Exercise requirements: Leave out the images; return the rest of the data exactly.

Excerpted records:
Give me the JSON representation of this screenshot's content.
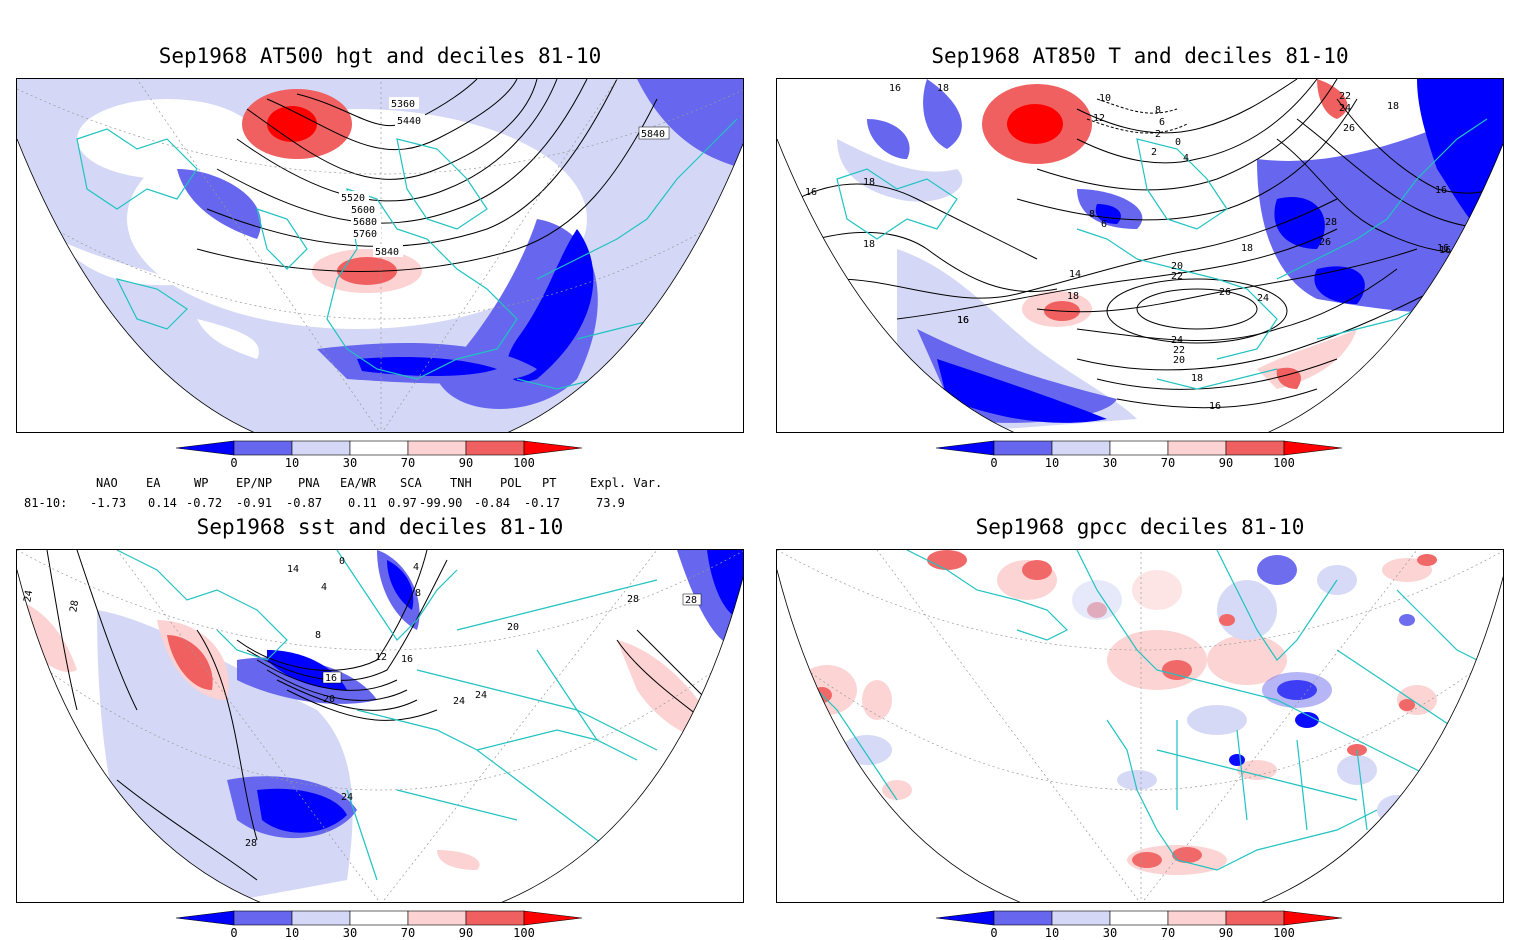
{
  "panels": {
    "p1": {
      "title": "Sep1968 AT500 hgt and deciles 81-10",
      "contour_labels": [
        "5360",
        "5440",
        "5520",
        "5600",
        "5680",
        "5760",
        "5840",
        "5840"
      ]
    },
    "p2": {
      "title": "Sep1968 AT850 T and deciles 81-10",
      "contour_labels": [
        "16",
        "18",
        "10",
        "8",
        "6",
        "12",
        "2",
        "0",
        "2",
        "4",
        "22",
        "24",
        "18",
        "26",
        "16",
        "18",
        "18",
        "16",
        "16",
        "28",
        "26",
        "16",
        "18",
        "14",
        "20",
        "22",
        "18",
        "26",
        "24",
        "24",
        "22",
        "20",
        "18",
        "16",
        "16",
        "16",
        "8",
        "6"
      ]
    },
    "p3": {
      "title": "Sep1968 sst and deciles 81-10",
      "contour_labels": [
        "24",
        "28",
        "14",
        "4",
        "0",
        "8",
        "12",
        "16",
        "16",
        "20",
        "24",
        "28",
        "28",
        "20",
        "24",
        "24",
        "28",
        "4",
        "8"
      ]
    },
    "p4": {
      "title": "Sep1968 gpcc deciles 81-10",
      "contour_labels": []
    }
  },
  "colorbar": {
    "ticks": [
      "0",
      "10",
      "30",
      "70",
      "90",
      "100"
    ],
    "colors": [
      "#0000ff",
      "#6666ee",
      "#d4d8f6",
      "#ffffff",
      "#fcd2d2",
      "#f06060",
      "#ff0000"
    ]
  },
  "indices": {
    "headers": [
      "NAO",
      "EA",
      "WP",
      "EP/NP",
      "PNA",
      "EA/WR",
      "SCA",
      "TNH",
      "POL",
      "PT",
      "Expl. Var."
    ],
    "row_label": "81-10:",
    "values": [
      "-1.73",
      "0.14",
      "-0.72",
      "-0.91",
      "-0.87",
      "0.11",
      "0.97",
      "-99.90",
      "-0.84",
      "-0.17",
      "73.9"
    ]
  },
  "colors": {
    "coast": "#22c2c2",
    "strong_blue": "#0000ff",
    "mid_blue": "#6666ee",
    "light_blue": "#d4d8f6",
    "light_red": "#fcd2d2",
    "mid_red": "#f06060",
    "strong_red": "#ff0000"
  }
}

Result for this task:
Give me the JSON representation of this screenshot's content.
{
  "panels": {
    "p1": {
      "title": "Sep1968 AT500 hgt and deciles 81-10",
      "contour_labels": [
        "5360",
        "5440",
        "5520",
        "5600",
        "5680",
        "5760",
        "5840",
        "5840"
      ]
    },
    "p2": {
      "title": "Sep1968 AT850 T and deciles 81-10",
      "contour_labels": [
        "16",
        "18",
        "10",
        "8",
        "6",
        "12",
        "2",
        "0",
        "2",
        "4",
        "22",
        "24",
        "18",
        "26",
        "16",
        "18",
        "18",
        "16",
        "16",
        "28",
        "26",
        "16",
        "18",
        "14",
        "20",
        "22",
        "18",
        "26",
        "24",
        "24",
        "22",
        "20",
        "18",
        "16",
        "16",
        "16",
        "8",
        "6"
      ]
    },
    "p3": {
      "title": "Sep1968 sst and deciles 81-10",
      "contour_labels": [
        "24",
        "28",
        "14",
        "4",
        "0",
        "8",
        "12",
        "16",
        "16",
        "20",
        "24",
        "28",
        "28",
        "20",
        "24",
        "24",
        "28",
        "4",
        "8"
      ]
    },
    "p4": {
      "title": "Sep1968 gpcc deciles 81-10",
      "contour_labels": []
    }
  },
  "colorbar": {
    "ticks": [
      "0",
      "10",
      "30",
      "70",
      "90",
      "100"
    ],
    "colors": [
      "#0000ff",
      "#6666ee",
      "#d4d8f6",
      "#ffffff",
      "#fcd2d2",
      "#f06060",
      "#ff0000"
    ]
  },
  "indices": {
    "headers": [
      "NAO",
      "EA",
      "WP",
      "EP/NP",
      "PNA",
      "EA/WR",
      "SCA",
      "TNH",
      "POL",
      "PT",
      "Expl. Var."
    ],
    "row_label": "81-10:",
    "values": [
      "-1.73",
      "0.14",
      "-0.72",
      "-0.91",
      "-0.87",
      "0.11",
      "0.97",
      "-99.90",
      "-0.84",
      "-0.17",
      "73.9"
    ]
  },
  "colors": {
    "coast": "#22c2c2",
    "strong_blue": "#0000ff",
    "mid_blue": "#6666ee",
    "light_blue": "#d4d8f6",
    "light_red": "#fcd2d2",
    "mid_red": "#f06060",
    "strong_red": "#ff0000"
  }
}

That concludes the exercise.